● WORK REQUIRED
Check each line for the string "Бразилия". Give only the count of lines that have it.

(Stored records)
=-=-=-=-=

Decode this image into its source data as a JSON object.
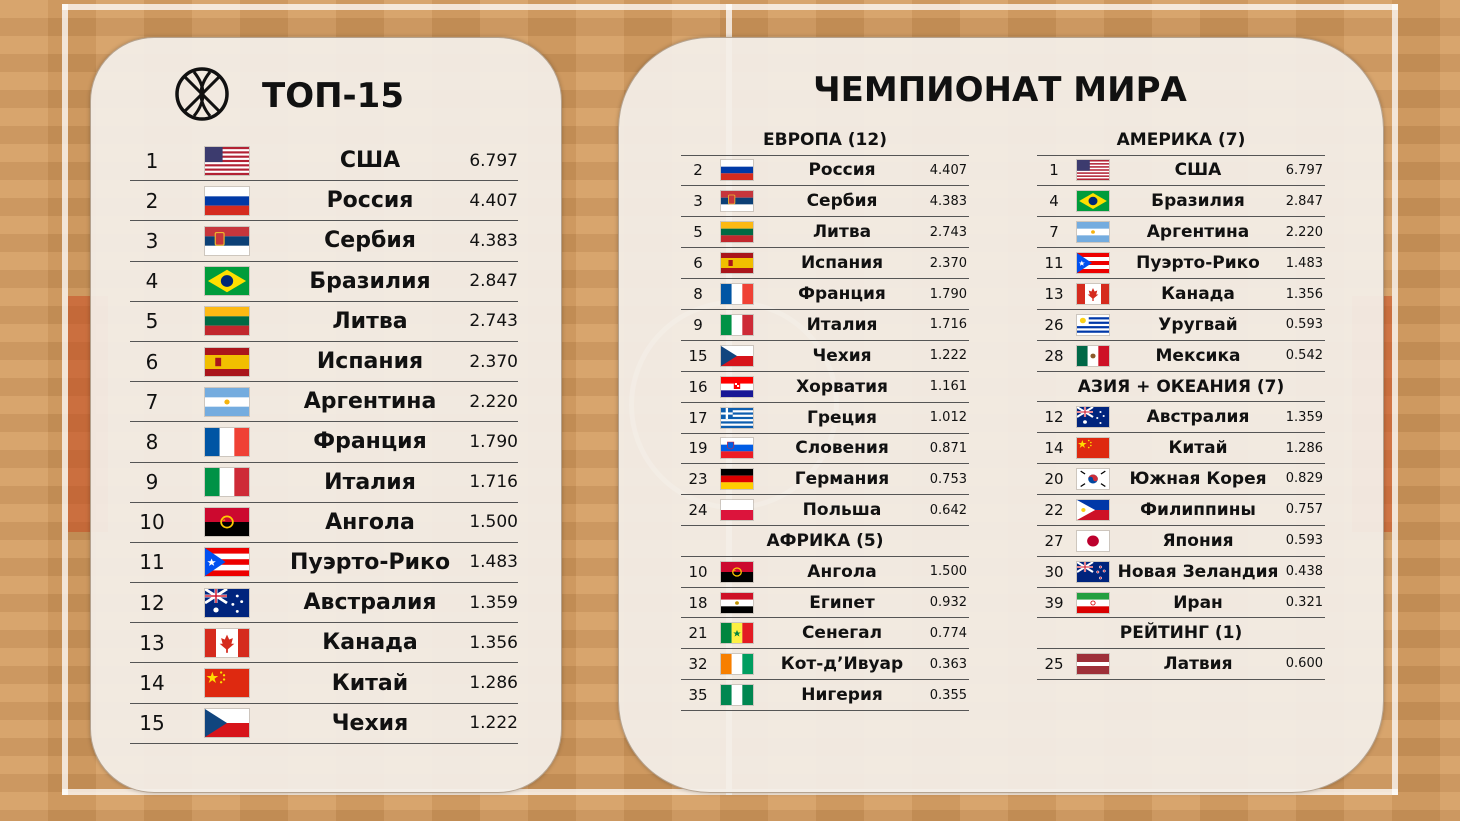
{
  "colors": {
    "court": "#d49a5c",
    "panel": "#f3eee8",
    "text": "#111111",
    "divider": "#555555"
  },
  "top15": {
    "icon": "basketball-icon",
    "title": "ТОП-15",
    "rows": [
      {
        "rank": "1",
        "country": "США",
        "score": "6.797",
        "flag": "us"
      },
      {
        "rank": "2",
        "country": "Россия",
        "score": "4.407",
        "flag": "ru"
      },
      {
        "rank": "3",
        "country": "Сербия",
        "score": "4.383",
        "flag": "rs"
      },
      {
        "rank": "4",
        "country": "Бразилия",
        "score": "2.847",
        "flag": "br"
      },
      {
        "rank": "5",
        "country": "Литва",
        "score": "2.743",
        "flag": "lt"
      },
      {
        "rank": "6",
        "country": "Испания",
        "score": "2.370",
        "flag": "es"
      },
      {
        "rank": "7",
        "country": "Аргентина",
        "score": "2.220",
        "flag": "ar"
      },
      {
        "rank": "8",
        "country": "Франция",
        "score": "1.790",
        "flag": "fr"
      },
      {
        "rank": "9",
        "country": "Италия",
        "score": "1.716",
        "flag": "it"
      },
      {
        "rank": "10",
        "country": "Ангола",
        "score": "1.500",
        "flag": "ao"
      },
      {
        "rank": "11",
        "country": "Пуэрто-Рико",
        "score": "1.483",
        "flag": "pr"
      },
      {
        "rank": "12",
        "country": "Австралия",
        "score": "1.359",
        "flag": "au"
      },
      {
        "rank": "13",
        "country": "Канада",
        "score": "1.356",
        "flag": "ca"
      },
      {
        "rank": "14",
        "country": "Китай",
        "score": "1.286",
        "flag": "cn"
      },
      {
        "rank": "15",
        "country": "Чехия",
        "score": "1.222",
        "flag": "cz"
      }
    ]
  },
  "world_cup": {
    "title": "ЧЕМПИОНАТ МИРА",
    "columns": [
      {
        "groups": [
          {
            "title": "ЕВРОПА (12)",
            "rows": [
              {
                "rank": "2",
                "country": "Россия",
                "score": "4.407",
                "flag": "ru"
              },
              {
                "rank": "3",
                "country": "Сербия",
                "score": "4.383",
                "flag": "rs"
              },
              {
                "rank": "5",
                "country": "Литва",
                "score": "2.743",
                "flag": "lt"
              },
              {
                "rank": "6",
                "country": "Испания",
                "score": "2.370",
                "flag": "es"
              },
              {
                "rank": "8",
                "country": "Франция",
                "score": "1.790",
                "flag": "fr"
              },
              {
                "rank": "9",
                "country": "Италия",
                "score": "1.716",
                "flag": "it"
              },
              {
                "rank": "15",
                "country": "Чехия",
                "score": "1.222",
                "flag": "cz"
              },
              {
                "rank": "16",
                "country": "Хорватия",
                "score": "1.161",
                "flag": "hr"
              },
              {
                "rank": "17",
                "country": "Греция",
                "score": "1.012",
                "flag": "gr"
              },
              {
                "rank": "19",
                "country": "Словения",
                "score": "0.871",
                "flag": "si"
              },
              {
                "rank": "23",
                "country": "Германия",
                "score": "0.753",
                "flag": "de"
              },
              {
                "rank": "24",
                "country": "Польша",
                "score": "0.642",
                "flag": "pl"
              }
            ]
          },
          {
            "title": "АФРИКА (5)",
            "rows": [
              {
                "rank": "10",
                "country": "Ангола",
                "score": "1.500",
                "flag": "ao"
              },
              {
                "rank": "18",
                "country": "Египет",
                "score": "0.932",
                "flag": "eg"
              },
              {
                "rank": "21",
                "country": "Сенегал",
                "score": "0.774",
                "flag": "sn"
              },
              {
                "rank": "32",
                "country": "Кот-д’Ивуар",
                "score": "0.363",
                "flag": "ci"
              },
              {
                "rank": "35",
                "country": "Нигерия",
                "score": "0.355",
                "flag": "ng"
              }
            ]
          }
        ]
      },
      {
        "groups": [
          {
            "title": "АМЕРИКА (7)",
            "rows": [
              {
                "rank": "1",
                "country": "США",
                "score": "6.797",
                "flag": "us"
              },
              {
                "rank": "4",
                "country": "Бразилия",
                "score": "2.847",
                "flag": "br"
              },
              {
                "rank": "7",
                "country": "Аргентина",
                "score": "2.220",
                "flag": "ar"
              },
              {
                "rank": "11",
                "country": "Пуэрто-Рико",
                "score": "1.483",
                "flag": "pr"
              },
              {
                "rank": "13",
                "country": "Канада",
                "score": "1.356",
                "flag": "ca"
              },
              {
                "rank": "26",
                "country": "Уругвай",
                "score": "0.593",
                "flag": "uy"
              },
              {
                "rank": "28",
                "country": "Мексика",
                "score": "0.542",
                "flag": "mx"
              }
            ]
          },
          {
            "title": "АЗИЯ + ОКЕАНИЯ (7)",
            "rows": [
              {
                "rank": "12",
                "country": "Австралия",
                "score": "1.359",
                "flag": "au"
              },
              {
                "rank": "14",
                "country": "Китай",
                "score": "1.286",
                "flag": "cn"
              },
              {
                "rank": "20",
                "country": "Южная Корея",
                "score": "0.829",
                "flag": "kr"
              },
              {
                "rank": "22",
                "country": "Филиппины",
                "score": "0.757",
                "flag": "ph"
              },
              {
                "rank": "27",
                "country": "Япония",
                "score": "0.593",
                "flag": "jp"
              },
              {
                "rank": "30",
                "country": "Новая Зеландия",
                "score": "0.438",
                "flag": "nz"
              },
              {
                "rank": "39",
                "country": "Иран",
                "score": "0.321",
                "flag": "ir"
              }
            ]
          },
          {
            "title": "РЕЙТИНГ (1)",
            "rows": [
              {
                "rank": "25",
                "country": "Латвия",
                "score": "0.600",
                "flag": "lv"
              }
            ]
          }
        ]
      }
    ]
  }
}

=-=-=-=-=

● OUTPUT OF THE EXERCISE
2